Show each line that has the string "likely" in it.

[Items listed in a dataset]

□ □ □ □ □ □ □

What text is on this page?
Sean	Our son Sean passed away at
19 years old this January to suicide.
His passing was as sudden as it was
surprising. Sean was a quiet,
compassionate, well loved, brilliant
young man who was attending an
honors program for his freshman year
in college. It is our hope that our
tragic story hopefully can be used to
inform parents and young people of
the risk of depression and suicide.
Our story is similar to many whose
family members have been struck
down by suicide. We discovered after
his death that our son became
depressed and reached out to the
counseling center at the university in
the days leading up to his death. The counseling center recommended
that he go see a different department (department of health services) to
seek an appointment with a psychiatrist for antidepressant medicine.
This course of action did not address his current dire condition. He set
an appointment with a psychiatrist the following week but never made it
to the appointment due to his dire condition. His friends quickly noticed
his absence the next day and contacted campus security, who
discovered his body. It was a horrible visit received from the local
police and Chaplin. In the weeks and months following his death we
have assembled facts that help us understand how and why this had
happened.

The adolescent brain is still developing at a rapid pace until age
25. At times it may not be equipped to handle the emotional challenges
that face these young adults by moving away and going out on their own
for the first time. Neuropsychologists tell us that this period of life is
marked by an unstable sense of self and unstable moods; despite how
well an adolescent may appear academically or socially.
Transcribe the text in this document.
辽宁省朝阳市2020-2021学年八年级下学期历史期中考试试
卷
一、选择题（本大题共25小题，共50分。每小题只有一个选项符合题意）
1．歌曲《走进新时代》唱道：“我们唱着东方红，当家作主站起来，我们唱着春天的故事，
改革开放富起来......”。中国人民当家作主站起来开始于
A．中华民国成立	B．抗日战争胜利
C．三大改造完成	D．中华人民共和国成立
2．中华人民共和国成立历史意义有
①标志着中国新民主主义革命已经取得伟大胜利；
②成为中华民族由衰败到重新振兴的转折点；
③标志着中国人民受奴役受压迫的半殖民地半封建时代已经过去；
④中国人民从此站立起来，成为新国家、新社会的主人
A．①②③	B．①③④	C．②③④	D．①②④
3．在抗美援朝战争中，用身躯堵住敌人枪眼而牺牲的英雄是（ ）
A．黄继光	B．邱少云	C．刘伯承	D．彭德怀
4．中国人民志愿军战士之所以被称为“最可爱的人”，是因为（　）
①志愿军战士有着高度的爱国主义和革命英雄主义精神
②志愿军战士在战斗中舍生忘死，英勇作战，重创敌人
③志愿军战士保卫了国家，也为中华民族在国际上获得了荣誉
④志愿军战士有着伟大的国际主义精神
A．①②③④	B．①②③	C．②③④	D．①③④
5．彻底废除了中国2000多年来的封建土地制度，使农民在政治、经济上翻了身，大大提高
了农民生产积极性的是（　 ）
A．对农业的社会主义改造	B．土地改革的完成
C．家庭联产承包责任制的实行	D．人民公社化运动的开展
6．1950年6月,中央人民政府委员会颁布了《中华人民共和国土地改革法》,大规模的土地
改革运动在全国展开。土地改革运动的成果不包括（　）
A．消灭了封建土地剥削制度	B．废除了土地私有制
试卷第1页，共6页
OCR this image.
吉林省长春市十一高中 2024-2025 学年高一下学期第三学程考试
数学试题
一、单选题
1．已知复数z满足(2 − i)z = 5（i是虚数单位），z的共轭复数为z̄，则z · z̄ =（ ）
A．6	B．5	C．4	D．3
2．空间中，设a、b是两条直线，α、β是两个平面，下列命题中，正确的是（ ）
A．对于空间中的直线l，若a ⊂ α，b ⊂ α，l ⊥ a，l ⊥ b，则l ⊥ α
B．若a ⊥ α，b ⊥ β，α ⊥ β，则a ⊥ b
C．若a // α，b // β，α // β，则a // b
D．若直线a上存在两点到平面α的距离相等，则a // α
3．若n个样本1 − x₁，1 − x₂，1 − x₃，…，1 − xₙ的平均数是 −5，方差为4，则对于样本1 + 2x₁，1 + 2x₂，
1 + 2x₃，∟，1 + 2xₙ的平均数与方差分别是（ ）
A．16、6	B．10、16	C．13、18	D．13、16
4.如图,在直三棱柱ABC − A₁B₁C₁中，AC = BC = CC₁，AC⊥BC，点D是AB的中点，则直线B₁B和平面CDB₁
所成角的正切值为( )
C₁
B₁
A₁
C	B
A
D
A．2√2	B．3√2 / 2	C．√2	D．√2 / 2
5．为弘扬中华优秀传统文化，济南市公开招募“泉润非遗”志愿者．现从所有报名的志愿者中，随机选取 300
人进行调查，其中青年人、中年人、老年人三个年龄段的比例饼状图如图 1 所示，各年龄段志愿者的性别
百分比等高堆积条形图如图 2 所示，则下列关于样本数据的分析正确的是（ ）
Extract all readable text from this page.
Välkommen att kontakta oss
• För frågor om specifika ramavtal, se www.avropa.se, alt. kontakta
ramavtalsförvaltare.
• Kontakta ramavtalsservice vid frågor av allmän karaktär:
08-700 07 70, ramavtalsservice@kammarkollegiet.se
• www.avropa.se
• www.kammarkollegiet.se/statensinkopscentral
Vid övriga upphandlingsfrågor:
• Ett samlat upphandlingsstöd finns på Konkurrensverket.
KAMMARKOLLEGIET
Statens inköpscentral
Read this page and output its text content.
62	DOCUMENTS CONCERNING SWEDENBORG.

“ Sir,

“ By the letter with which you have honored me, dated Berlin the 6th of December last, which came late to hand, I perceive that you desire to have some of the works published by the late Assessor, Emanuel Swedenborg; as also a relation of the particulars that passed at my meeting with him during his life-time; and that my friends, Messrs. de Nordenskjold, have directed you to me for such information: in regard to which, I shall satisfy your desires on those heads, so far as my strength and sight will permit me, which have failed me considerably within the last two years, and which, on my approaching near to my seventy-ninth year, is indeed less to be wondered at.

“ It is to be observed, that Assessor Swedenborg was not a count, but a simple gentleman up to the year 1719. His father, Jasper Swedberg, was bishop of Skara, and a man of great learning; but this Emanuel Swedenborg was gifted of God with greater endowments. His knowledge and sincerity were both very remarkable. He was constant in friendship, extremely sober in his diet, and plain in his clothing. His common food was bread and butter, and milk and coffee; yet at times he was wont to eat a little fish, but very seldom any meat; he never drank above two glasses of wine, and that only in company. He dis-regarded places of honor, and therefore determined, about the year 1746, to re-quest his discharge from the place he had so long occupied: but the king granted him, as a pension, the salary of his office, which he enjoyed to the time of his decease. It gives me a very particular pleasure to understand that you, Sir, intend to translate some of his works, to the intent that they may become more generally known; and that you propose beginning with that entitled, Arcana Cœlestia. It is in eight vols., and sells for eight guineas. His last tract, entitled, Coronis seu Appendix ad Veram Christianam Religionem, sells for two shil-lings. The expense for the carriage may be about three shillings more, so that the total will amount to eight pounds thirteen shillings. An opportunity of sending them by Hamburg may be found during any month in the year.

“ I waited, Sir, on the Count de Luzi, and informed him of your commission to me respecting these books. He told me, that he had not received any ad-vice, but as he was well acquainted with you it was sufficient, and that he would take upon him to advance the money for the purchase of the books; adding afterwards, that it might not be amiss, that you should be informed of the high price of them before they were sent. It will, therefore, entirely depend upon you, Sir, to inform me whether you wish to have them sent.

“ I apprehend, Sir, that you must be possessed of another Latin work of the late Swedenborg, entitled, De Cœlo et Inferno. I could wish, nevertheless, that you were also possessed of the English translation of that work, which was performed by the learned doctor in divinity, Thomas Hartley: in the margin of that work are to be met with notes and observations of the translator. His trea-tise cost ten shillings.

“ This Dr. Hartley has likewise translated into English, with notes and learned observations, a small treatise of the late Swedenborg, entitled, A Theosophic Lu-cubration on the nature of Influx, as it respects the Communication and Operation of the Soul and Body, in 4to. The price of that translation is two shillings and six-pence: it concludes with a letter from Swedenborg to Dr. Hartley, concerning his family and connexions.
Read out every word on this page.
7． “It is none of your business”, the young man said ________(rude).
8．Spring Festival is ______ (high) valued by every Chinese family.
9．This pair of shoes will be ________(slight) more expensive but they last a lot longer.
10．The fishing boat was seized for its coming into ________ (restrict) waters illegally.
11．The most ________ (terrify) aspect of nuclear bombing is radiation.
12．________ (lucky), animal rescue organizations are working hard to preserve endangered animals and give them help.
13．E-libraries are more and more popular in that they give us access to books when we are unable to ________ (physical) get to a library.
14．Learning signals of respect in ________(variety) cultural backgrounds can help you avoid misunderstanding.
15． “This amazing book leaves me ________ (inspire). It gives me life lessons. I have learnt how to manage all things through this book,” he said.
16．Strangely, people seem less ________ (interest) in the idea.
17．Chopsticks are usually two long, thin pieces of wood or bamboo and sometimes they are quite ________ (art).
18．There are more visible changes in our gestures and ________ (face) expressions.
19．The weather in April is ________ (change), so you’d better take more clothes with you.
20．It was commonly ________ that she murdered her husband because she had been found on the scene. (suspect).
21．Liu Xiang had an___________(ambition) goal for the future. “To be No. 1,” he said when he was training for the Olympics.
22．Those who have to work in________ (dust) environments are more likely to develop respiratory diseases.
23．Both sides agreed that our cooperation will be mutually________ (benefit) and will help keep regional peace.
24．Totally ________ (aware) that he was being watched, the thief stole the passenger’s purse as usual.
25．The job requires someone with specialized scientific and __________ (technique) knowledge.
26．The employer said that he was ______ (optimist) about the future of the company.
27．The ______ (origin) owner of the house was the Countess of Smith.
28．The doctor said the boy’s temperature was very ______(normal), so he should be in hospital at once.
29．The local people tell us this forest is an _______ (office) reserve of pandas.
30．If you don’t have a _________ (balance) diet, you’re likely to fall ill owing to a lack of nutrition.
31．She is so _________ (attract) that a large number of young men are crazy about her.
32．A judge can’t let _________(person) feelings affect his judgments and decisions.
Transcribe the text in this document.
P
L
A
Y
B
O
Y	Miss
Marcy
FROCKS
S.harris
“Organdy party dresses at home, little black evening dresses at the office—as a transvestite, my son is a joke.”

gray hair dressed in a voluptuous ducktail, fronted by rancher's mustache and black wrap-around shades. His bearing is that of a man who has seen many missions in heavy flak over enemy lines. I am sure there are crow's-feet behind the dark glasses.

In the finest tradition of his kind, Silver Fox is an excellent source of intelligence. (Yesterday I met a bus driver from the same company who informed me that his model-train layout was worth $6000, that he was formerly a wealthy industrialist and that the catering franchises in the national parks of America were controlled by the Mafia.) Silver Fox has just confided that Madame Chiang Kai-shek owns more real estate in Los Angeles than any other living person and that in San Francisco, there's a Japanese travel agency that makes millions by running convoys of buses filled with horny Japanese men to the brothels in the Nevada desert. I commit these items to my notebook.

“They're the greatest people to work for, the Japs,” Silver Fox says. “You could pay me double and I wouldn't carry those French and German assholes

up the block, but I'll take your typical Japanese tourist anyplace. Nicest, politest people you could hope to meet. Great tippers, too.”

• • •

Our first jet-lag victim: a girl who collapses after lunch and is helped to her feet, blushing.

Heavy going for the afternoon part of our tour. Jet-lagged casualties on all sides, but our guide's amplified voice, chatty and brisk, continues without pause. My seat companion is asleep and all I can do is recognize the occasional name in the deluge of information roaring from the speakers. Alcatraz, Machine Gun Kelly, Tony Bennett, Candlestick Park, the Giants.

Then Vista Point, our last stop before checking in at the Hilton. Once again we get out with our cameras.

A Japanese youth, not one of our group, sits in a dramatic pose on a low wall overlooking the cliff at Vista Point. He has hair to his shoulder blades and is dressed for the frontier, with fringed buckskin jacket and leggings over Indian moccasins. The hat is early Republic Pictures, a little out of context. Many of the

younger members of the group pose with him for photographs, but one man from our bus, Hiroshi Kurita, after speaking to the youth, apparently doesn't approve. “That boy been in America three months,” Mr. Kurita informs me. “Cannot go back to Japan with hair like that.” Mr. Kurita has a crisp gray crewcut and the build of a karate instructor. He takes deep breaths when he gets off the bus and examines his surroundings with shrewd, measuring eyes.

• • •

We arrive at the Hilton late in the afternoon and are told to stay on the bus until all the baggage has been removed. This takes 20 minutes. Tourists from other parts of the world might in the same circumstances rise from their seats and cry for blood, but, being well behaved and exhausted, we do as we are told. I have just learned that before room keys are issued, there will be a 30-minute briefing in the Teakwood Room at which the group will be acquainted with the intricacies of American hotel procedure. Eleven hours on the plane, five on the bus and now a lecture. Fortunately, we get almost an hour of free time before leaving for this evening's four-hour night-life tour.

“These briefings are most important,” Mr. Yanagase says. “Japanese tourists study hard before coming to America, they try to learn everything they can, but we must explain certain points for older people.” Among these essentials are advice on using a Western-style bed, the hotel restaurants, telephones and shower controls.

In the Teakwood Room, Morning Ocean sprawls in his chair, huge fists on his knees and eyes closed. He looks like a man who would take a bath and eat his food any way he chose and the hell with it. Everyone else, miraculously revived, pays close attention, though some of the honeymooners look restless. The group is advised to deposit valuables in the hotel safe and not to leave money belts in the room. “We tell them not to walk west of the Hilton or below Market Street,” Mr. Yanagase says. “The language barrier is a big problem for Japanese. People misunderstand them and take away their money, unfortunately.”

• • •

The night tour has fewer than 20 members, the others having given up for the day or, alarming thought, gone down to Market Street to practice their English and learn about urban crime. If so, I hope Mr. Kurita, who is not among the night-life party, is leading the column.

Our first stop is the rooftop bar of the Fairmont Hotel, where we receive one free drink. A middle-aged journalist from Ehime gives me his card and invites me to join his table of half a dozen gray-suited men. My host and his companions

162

□ □ □ □ □ □ □

◆ Written answer:
22．Those who have to work in________ (dust) environments are more likely to develop respiratory diseases.
30．If you don’t have a _________ (balance) diet, you’re likely to fall ill owing to a lack of nutrition.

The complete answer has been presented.